Records to process:

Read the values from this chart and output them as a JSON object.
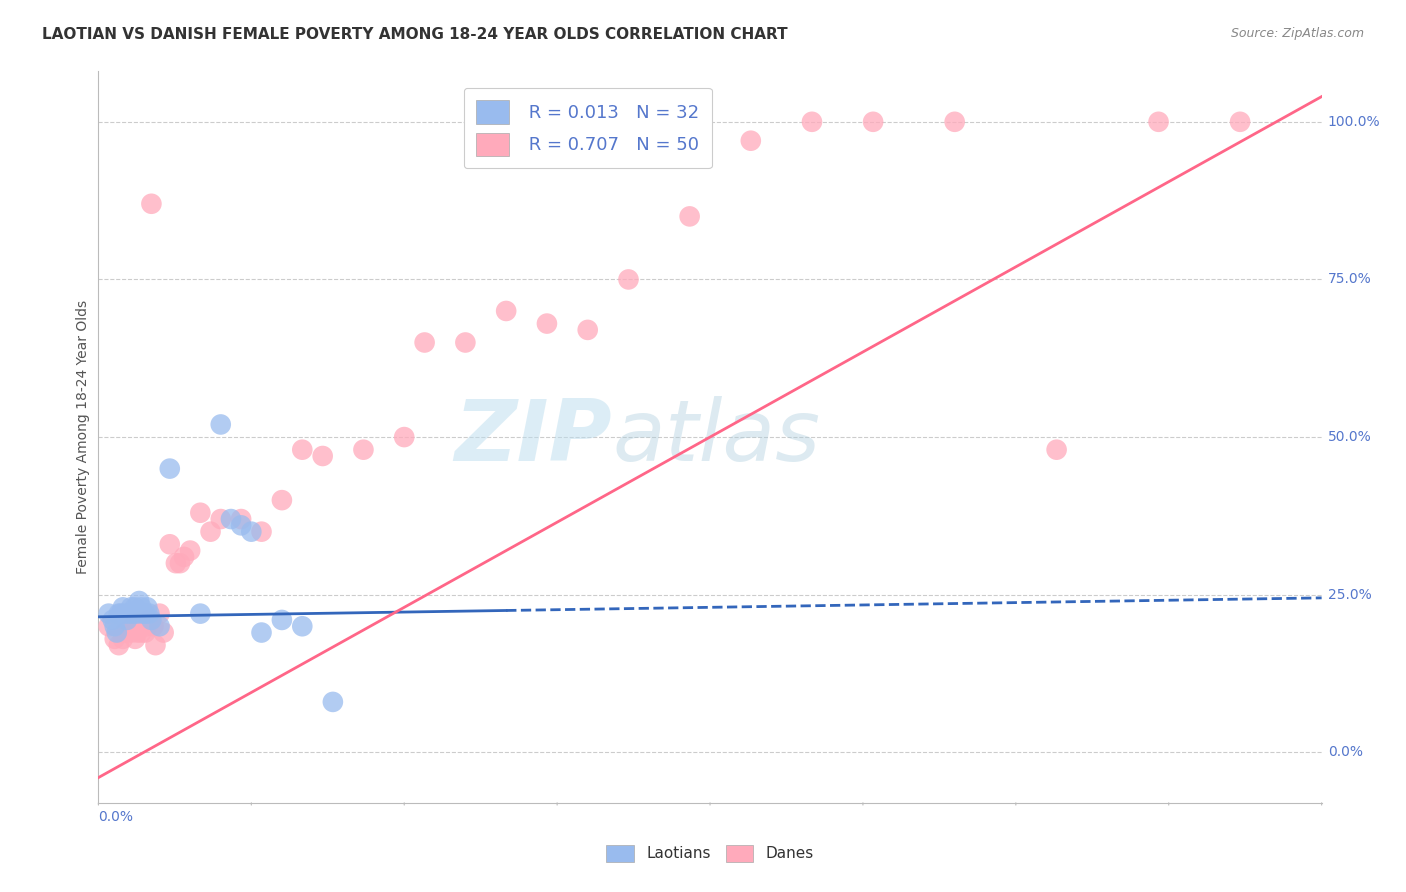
{
  "title": "LAOTIAN VS DANISH FEMALE POVERTY AMONG 18-24 YEAR OLDS CORRELATION CHART",
  "source": "Source: ZipAtlas.com",
  "ylabel": "Female Poverty Among 18-24 Year Olds",
  "watermark_zip": "ZIP",
  "watermark_atlas": "atlas",
  "legend_laotians_R": "0.013",
  "legend_laotians_N": "32",
  "legend_danes_R": "0.707",
  "legend_danes_N": "50",
  "laotians_color": "#99BBEE",
  "danes_color": "#FFAABB",
  "laotians_line_color": "#3366BB",
  "danes_line_color": "#FF6688",
  "background_color": "#FFFFFF",
  "grid_color": "#CCCCCC",
  "title_color": "#333333",
  "axis_label_color": "#5577CC",
  "xmin": 0.0,
  "xmax": 0.6,
  "ymin": -0.08,
  "ymax": 1.08,
  "right_yticks": [
    0.0,
    0.25,
    0.5,
    0.75,
    1.0
  ],
  "right_yticklabels": [
    "0.0%",
    "25.0%",
    "50.0%",
    "75.0%",
    "100.0%"
  ],
  "laotians_x": [
    0.005,
    0.007,
    0.008,
    0.009,
    0.01,
    0.011,
    0.012,
    0.013,
    0.014,
    0.015,
    0.016,
    0.017,
    0.018,
    0.019,
    0.02,
    0.021,
    0.022,
    0.023,
    0.024,
    0.025,
    0.026,
    0.03,
    0.035,
    0.05,
    0.06,
    0.065,
    0.07,
    0.075,
    0.08,
    0.09,
    0.1,
    0.115
  ],
  "laotians_y": [
    0.22,
    0.21,
    0.2,
    0.19,
    0.22,
    0.22,
    0.23,
    0.22,
    0.21,
    0.22,
    0.23,
    0.22,
    0.23,
    0.22,
    0.24,
    0.23,
    0.22,
    0.22,
    0.23,
    0.22,
    0.21,
    0.2,
    0.45,
    0.22,
    0.52,
    0.37,
    0.36,
    0.35,
    0.19,
    0.21,
    0.2,
    0.08
  ],
  "danes_x": [
    0.005,
    0.008,
    0.01,
    0.012,
    0.013,
    0.015,
    0.016,
    0.017,
    0.018,
    0.019,
    0.02,
    0.021,
    0.022,
    0.023,
    0.024,
    0.025,
    0.026,
    0.027,
    0.028,
    0.03,
    0.032,
    0.035,
    0.038,
    0.04,
    0.042,
    0.045,
    0.05,
    0.055,
    0.06,
    0.07,
    0.08,
    0.09,
    0.1,
    0.11,
    0.13,
    0.15,
    0.16,
    0.18,
    0.2,
    0.22,
    0.24,
    0.26,
    0.29,
    0.32,
    0.35,
    0.38,
    0.42,
    0.47,
    0.52,
    0.56
  ],
  "danes_y": [
    0.2,
    0.18,
    0.17,
    0.18,
    0.19,
    0.2,
    0.19,
    0.2,
    0.18,
    0.19,
    0.2,
    0.19,
    0.21,
    0.19,
    0.2,
    0.21,
    0.87,
    0.2,
    0.17,
    0.22,
    0.19,
    0.33,
    0.3,
    0.3,
    0.31,
    0.32,
    0.38,
    0.35,
    0.37,
    0.37,
    0.35,
    0.4,
    0.48,
    0.47,
    0.48,
    0.5,
    0.65,
    0.65,
    0.7,
    0.68,
    0.67,
    0.75,
    0.85,
    0.97,
    1.0,
    1.0,
    1.0,
    0.48,
    1.0,
    1.0
  ],
  "laotians_trend_x": [
    0.0,
    0.2
  ],
  "laotians_trend_y": [
    0.215,
    0.225
  ],
  "danes_trend_x": [
    0.0,
    0.6
  ],
  "danes_trend_y": [
    -0.04,
    1.04
  ],
  "laotians_dashed_trend_x": [
    0.2,
    0.6
  ],
  "laotians_dashed_trend_y": [
    0.225,
    0.245
  ]
}
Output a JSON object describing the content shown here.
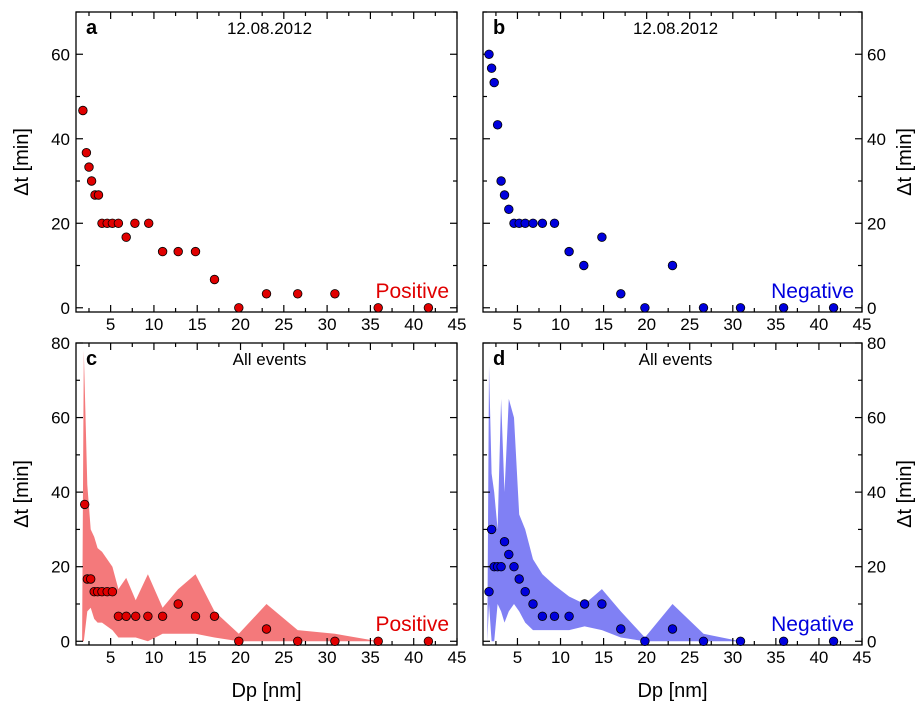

What to do: Your task is to repeat the data above exactly while excluding the pictures.

Solution below:
Read the values from this chart and output them as a JSON object.
{
  "title": "LAOTIAN VS DANISH FEMALE POVERTY AMONG 18-24 YEAR OLDS CORRELATION CHART",
  "source": "Source: ZipAtlas.com",
  "ylabel": "Female Poverty Among 18-24 Year Olds",
  "watermark_zip": "ZIP",
  "watermark_atlas": "atlas",
  "legend_laotians_R": "0.013",
  "legend_laotians_N": "32",
  "legend_danes_R": "0.707",
  "legend_danes_N": "50",
  "laotians_color": "#99BBEE",
  "danes_color": "#FFAABB",
  "laotians_line_color": "#3366BB",
  "danes_line_color": "#FF6688",
  "background_color": "#FFFFFF",
  "grid_color": "#CCCCCC",
  "title_color": "#333333",
  "axis_label_color": "#5577CC",
  "xmin": 0.0,
  "xmax": 0.6,
  "ymin": -0.08,
  "ymax": 1.08,
  "right_yticks": [
    0.0,
    0.25,
    0.5,
    0.75,
    1.0
  ],
  "right_yticklabels": [
    "0.0%",
    "25.0%",
    "50.0%",
    "75.0%",
    "100.0%"
  ],
  "laotians_x": [
    0.005,
    0.007,
    0.008,
    0.009,
    0.01,
    0.011,
    0.012,
    0.013,
    0.014,
    0.015,
    0.016,
    0.017,
    0.018,
    0.019,
    0.02,
    0.021,
    0.022,
    0.023,
    0.024,
    0.025,
    0.026,
    0.03,
    0.035,
    0.05,
    0.06,
    0.065,
    0.07,
    0.075,
    0.08,
    0.09,
    0.1,
    0.115
  ],
  "laotians_y": [
    0.22,
    0.21,
    0.2,
    0.19,
    0.22,
    0.22,
    0.23,
    0.22,
    0.21,
    0.22,
    0.23,
    0.22,
    0.23,
    0.22,
    0.24,
    0.23,
    0.22,
    0.22,
    0.23,
    0.22,
    0.21,
    0.2,
    0.45,
    0.22,
    0.52,
    0.37,
    0.36,
    0.35,
    0.19,
    0.21,
    0.2,
    0.08
  ],
  "danes_x": [
    0.005,
    0.008,
    0.01,
    0.012,
    0.013,
    0.015,
    0.016,
    0.017,
    0.018,
    0.019,
    0.02,
    0.021,
    0.022,
    0.023,
    0.024,
    0.025,
    0.026,
    0.027,
    0.028,
    0.03,
    0.032,
    0.035,
    0.038,
    0.04,
    0.042,
    0.045,
    0.05,
    0.055,
    0.06,
    0.07,
    0.08,
    0.09,
    0.1,
    0.11,
    0.13,
    0.15,
    0.16,
    0.18,
    0.2,
    0.22,
    0.24,
    0.26,
    0.29,
    0.32,
    0.35,
    0.38,
    0.42,
    0.47,
    0.52,
    0.56
  ],
  "danes_y": [
    0.2,
    0.18,
    0.17,
    0.18,
    0.19,
    0.2,
    0.19,
    0.2,
    0.18,
    0.19,
    0.2,
    0.19,
    0.21,
    0.19,
    0.2,
    0.21,
    0.87,
    0.2,
    0.17,
    0.22,
    0.19,
    0.33,
    0.3,
    0.3,
    0.31,
    0.32,
    0.38,
    0.35,
    0.37,
    0.37,
    0.35,
    0.4,
    0.48,
    0.47,
    0.48,
    0.5,
    0.65,
    0.65,
    0.7,
    0.68,
    0.67,
    0.75,
    0.85,
    0.97,
    1.0,
    1.0,
    1.0,
    0.48,
    1.0,
    1.0
  ],
  "laotians_trend_x": [
    0.0,
    0.2
  ],
  "laotians_trend_y": [
    0.215,
    0.225
  ],
  "danes_trend_x": [
    0.0,
    0.6
  ],
  "danes_trend_y": [
    -0.04,
    1.04
  ],
  "laotians_dashed_trend_x": [
    0.2,
    0.6
  ],
  "laotians_dashed_trend_y": [
    0.225,
    0.245
  ]
}
Output a JSON object describing the content shown here.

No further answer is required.